→ **What is needed**:
Replace every occurrence of "spin-down-icon" with "spin-decrement-icon" in the material below and write out all of its lines again with nothing else changed.

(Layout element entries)

┄┄┄┄┄┄┄┄┄┄

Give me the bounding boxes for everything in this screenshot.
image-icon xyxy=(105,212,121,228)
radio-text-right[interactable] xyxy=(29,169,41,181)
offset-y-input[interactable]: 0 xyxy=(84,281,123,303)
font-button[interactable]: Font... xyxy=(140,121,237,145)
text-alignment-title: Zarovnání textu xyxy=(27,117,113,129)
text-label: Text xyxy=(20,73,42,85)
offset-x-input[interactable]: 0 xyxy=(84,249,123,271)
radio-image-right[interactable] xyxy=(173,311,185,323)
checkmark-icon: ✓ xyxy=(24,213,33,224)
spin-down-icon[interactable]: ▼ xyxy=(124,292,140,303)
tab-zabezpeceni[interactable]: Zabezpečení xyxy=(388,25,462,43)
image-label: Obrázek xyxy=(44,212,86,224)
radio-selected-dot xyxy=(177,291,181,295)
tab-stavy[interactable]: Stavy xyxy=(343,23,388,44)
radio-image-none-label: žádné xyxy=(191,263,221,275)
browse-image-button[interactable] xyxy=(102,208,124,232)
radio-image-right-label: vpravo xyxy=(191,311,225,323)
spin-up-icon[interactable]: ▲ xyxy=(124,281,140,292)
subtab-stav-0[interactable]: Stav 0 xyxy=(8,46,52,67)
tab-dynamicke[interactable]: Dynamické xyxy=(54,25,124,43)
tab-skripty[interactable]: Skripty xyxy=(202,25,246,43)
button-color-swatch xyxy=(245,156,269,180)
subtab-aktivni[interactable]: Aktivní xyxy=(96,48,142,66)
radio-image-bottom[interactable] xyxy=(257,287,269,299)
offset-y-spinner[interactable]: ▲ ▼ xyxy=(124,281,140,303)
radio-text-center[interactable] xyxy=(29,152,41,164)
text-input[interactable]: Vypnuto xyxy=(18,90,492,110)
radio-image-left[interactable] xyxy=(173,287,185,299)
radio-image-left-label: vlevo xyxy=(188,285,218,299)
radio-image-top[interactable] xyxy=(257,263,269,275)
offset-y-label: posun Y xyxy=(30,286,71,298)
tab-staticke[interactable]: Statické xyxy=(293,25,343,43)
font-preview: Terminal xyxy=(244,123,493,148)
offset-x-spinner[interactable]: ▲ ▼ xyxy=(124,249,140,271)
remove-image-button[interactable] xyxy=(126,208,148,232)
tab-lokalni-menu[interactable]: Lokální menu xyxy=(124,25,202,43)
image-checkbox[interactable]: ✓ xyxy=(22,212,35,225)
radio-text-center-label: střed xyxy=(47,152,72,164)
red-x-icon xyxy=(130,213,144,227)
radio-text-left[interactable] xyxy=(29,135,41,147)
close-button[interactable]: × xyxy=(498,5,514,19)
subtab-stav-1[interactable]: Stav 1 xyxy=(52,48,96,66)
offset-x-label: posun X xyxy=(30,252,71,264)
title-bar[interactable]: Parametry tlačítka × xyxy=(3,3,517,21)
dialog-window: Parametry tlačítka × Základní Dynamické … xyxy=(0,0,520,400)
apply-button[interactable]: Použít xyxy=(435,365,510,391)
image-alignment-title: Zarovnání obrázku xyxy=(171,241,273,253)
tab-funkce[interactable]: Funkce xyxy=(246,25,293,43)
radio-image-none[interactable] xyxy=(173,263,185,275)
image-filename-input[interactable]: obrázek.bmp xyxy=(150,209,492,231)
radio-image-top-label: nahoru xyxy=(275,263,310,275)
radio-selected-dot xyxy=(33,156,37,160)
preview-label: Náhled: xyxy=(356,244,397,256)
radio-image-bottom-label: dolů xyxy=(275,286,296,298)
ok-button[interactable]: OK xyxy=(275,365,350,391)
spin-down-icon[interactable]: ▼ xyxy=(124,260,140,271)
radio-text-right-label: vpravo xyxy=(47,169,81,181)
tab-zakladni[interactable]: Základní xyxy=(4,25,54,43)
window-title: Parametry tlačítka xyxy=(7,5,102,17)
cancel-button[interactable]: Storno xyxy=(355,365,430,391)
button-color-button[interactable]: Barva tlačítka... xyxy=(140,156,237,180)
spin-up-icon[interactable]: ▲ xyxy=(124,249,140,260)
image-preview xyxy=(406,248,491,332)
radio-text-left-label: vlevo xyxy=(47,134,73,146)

┄┄┄┄┄┄┄┄┄┄

→ **Finished exercise**:
Give me the bounding boxes for everything in this screenshot.
image-icon xyxy=(105,212,121,228)
radio-text-right[interactable] xyxy=(29,169,41,181)
offset-y-input[interactable]: 0 xyxy=(84,281,123,303)
font-button[interactable]: Font... xyxy=(140,121,237,145)
text-alignment-title: Zarovnání textu xyxy=(27,117,113,129)
text-label: Text xyxy=(20,73,42,85)
offset-x-input[interactable]: 0 xyxy=(84,249,123,271)
radio-image-right[interactable] xyxy=(173,311,185,323)
checkmark-icon: ✓ xyxy=(24,213,33,224)
spin-decrement-icon[interactable]: ▼ xyxy=(124,292,140,303)
tab-zabezpeceni[interactable]: Zabezpečení xyxy=(388,25,462,43)
image-label: Obrázek xyxy=(44,212,86,224)
radio-selected-dot xyxy=(177,291,181,295)
tab-stavy[interactable]: Stavy xyxy=(343,23,388,44)
radio-image-none-label: žádné xyxy=(191,263,221,275)
browse-image-button[interactable] xyxy=(102,208,124,232)
radio-image-right-label: vpravo xyxy=(191,311,225,323)
spin-up-icon[interactable]: ▲ xyxy=(124,281,140,292)
subtab-stav-0[interactable]: Stav 0 xyxy=(8,46,52,67)
tab-dynamicke[interactable]: Dynamické xyxy=(54,25,124,43)
tab-skripty[interactable]: Skripty xyxy=(202,25,246,43)
button-color-swatch xyxy=(245,156,269,180)
subtab-aktivni[interactable]: Aktivní xyxy=(96,48,142,66)
radio-image-bottom[interactable] xyxy=(257,287,269,299)
offset-y-spinner[interactable]: ▲ ▼ xyxy=(124,281,140,303)
radio-text-center[interactable] xyxy=(29,152,41,164)
text-input[interactable]: Vypnuto xyxy=(18,90,492,110)
radio-image-left[interactable] xyxy=(173,287,185,299)
radio-image-left-label: vlevo xyxy=(188,285,218,299)
radio-image-top[interactable] xyxy=(257,263,269,275)
offset-y-label: posun Y xyxy=(30,286,71,298)
tab-staticke[interactable]: Statické xyxy=(293,25,343,43)
font-preview: Terminal xyxy=(244,123,493,148)
offset-x-spinner[interactable]: ▲ ▼ xyxy=(124,249,140,271)
remove-image-button[interactable] xyxy=(126,208,148,232)
tab-lokalni-menu[interactable]: Lokální menu xyxy=(124,25,202,43)
image-checkbox[interactable]: ✓ xyxy=(22,212,35,225)
radio-text-center-label: střed xyxy=(47,152,72,164)
red-x-icon xyxy=(130,213,144,227)
radio-text-left[interactable] xyxy=(29,135,41,147)
close-button[interactable]: × xyxy=(498,5,514,19)
subtab-stav-1[interactable]: Stav 1 xyxy=(52,48,96,66)
offset-x-label: posun X xyxy=(30,252,71,264)
title-bar[interactable]: Parametry tlačítka × xyxy=(3,3,517,21)
dialog-window: Parametry tlačítka × Základní Dynamické … xyxy=(0,0,520,400)
apply-button[interactable]: Použít xyxy=(435,365,510,391)
image-alignment-title: Zarovnání obrázku xyxy=(171,241,273,253)
tab-funkce[interactable]: Funkce xyxy=(246,25,293,43)
radio-image-none[interactable] xyxy=(173,263,185,275)
image-filename-input[interactable]: obrázek.bmp xyxy=(150,209,492,231)
radio-image-top-label: nahoru xyxy=(275,263,310,275)
radio-selected-dot xyxy=(33,156,37,160)
preview-label: Náhled: xyxy=(356,244,397,256)
radio-image-bottom-label: dolů xyxy=(275,286,296,298)
ok-button[interactable]: OK xyxy=(275,365,350,391)
spin-decrement-icon[interactable]: ▼ xyxy=(124,260,140,271)
radio-text-right-label: vpravo xyxy=(47,169,81,181)
tab-zakladni[interactable]: Základní xyxy=(4,25,54,43)
window-title: Parametry tlačítka xyxy=(7,5,102,17)
cancel-button[interactable]: Storno xyxy=(355,365,430,391)
button-color-button[interactable]: Barva tlačítka... xyxy=(140,156,237,180)
spin-up-icon[interactable]: ▲ xyxy=(124,249,140,260)
image-preview xyxy=(406,248,491,332)
radio-text-left-label: vlevo xyxy=(47,134,73,146)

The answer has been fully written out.